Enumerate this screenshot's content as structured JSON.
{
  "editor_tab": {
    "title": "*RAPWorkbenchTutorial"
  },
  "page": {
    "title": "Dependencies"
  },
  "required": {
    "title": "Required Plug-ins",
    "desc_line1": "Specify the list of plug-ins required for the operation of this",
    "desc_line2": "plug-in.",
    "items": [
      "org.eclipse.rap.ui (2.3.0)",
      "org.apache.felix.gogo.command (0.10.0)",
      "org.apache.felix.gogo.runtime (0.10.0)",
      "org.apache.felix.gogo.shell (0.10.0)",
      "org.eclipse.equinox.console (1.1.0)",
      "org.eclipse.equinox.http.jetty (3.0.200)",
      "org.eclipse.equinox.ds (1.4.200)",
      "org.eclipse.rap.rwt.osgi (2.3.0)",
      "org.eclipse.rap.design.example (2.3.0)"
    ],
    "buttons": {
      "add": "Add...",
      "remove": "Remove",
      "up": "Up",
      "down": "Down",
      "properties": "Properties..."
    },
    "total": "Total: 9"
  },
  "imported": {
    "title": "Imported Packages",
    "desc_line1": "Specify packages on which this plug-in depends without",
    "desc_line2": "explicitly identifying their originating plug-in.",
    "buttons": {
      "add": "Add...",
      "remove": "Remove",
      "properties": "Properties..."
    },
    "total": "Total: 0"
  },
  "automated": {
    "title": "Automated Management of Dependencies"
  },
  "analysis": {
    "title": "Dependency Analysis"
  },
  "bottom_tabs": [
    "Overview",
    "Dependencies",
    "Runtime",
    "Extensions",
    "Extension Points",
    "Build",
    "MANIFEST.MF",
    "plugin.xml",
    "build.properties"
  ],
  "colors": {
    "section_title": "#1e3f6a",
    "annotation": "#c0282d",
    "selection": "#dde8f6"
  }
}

§

* EXERCISE:
Look for "felix" and pull out every line that has it.

* SOLUTION:
      "org.apache.felix.gogo.command (0.10.0)",
      "org.apache.felix.gogo.runtime (0.10.0)",
      "org.apache.felix.gogo.shell (0.10.0)",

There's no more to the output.